_INSTRUCTIONS FOR THE TASK_
From the entries below, pull out each line where "text" appears.

_RECORD EXCERPTS_
+++
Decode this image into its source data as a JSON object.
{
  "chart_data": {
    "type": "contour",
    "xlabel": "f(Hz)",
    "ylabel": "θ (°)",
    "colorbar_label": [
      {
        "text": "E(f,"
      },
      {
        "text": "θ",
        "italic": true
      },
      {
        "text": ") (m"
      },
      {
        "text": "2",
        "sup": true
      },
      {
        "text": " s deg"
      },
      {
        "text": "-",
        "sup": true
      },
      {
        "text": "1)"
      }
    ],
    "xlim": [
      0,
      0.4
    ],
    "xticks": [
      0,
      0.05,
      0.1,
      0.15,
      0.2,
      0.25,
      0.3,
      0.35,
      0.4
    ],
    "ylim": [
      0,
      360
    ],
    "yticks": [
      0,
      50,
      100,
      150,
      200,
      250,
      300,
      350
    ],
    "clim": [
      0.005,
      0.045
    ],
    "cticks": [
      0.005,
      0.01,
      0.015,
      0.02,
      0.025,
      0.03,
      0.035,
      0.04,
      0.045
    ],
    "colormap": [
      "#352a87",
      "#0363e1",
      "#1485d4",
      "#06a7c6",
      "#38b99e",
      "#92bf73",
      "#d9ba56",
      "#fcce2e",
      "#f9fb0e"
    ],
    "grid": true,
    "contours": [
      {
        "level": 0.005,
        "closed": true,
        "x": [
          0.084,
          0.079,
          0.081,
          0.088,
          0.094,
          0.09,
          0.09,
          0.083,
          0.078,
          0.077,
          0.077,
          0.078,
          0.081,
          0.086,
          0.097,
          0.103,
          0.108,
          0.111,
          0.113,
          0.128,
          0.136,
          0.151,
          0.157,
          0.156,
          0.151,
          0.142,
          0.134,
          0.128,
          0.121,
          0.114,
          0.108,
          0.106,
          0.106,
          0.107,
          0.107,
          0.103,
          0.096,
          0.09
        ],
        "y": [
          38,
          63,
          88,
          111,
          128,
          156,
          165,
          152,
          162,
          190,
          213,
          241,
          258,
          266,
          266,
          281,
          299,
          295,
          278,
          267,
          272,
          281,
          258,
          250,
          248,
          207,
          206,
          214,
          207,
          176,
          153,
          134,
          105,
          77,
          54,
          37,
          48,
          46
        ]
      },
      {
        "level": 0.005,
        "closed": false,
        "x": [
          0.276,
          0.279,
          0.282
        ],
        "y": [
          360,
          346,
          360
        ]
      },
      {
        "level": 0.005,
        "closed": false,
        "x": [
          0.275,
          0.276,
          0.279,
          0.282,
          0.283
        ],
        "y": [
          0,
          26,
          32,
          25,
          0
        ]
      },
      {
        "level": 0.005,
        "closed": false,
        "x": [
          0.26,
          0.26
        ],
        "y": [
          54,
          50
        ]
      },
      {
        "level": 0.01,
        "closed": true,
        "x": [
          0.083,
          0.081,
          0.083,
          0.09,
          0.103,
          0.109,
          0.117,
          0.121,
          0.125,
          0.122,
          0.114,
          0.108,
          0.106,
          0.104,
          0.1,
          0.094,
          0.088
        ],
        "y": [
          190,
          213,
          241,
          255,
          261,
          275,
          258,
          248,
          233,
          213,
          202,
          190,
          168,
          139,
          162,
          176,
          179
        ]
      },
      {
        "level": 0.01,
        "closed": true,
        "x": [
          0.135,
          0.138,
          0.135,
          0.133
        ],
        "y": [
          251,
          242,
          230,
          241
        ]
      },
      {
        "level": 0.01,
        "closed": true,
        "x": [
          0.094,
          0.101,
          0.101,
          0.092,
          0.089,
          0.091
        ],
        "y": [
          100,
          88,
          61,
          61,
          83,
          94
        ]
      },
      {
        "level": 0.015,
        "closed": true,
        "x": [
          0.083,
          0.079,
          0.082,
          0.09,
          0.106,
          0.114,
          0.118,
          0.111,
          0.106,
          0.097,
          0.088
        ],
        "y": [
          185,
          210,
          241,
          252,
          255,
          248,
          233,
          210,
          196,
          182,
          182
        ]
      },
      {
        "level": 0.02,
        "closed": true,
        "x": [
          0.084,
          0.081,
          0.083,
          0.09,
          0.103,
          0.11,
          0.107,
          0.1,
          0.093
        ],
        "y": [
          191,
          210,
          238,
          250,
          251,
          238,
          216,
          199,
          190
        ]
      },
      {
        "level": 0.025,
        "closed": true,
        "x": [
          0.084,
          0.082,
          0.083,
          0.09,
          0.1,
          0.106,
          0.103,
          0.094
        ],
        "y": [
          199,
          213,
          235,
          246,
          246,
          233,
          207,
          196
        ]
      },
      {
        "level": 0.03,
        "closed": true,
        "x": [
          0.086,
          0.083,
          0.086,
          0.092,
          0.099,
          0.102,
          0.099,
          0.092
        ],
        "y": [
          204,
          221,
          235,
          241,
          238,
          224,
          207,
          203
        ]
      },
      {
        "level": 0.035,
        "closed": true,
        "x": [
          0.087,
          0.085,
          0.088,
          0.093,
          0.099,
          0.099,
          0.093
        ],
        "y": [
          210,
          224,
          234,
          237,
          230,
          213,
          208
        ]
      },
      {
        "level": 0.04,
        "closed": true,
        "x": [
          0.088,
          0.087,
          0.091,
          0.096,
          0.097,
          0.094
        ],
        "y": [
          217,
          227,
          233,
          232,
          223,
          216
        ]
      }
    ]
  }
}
+++
_ANSWER TO THE TASK_
        "text": "E(f,"
        "text": "θ",
        "text": ") (m"
        "text": "2",
        "text": " s deg"
        "text": "-",
        "text": "1)"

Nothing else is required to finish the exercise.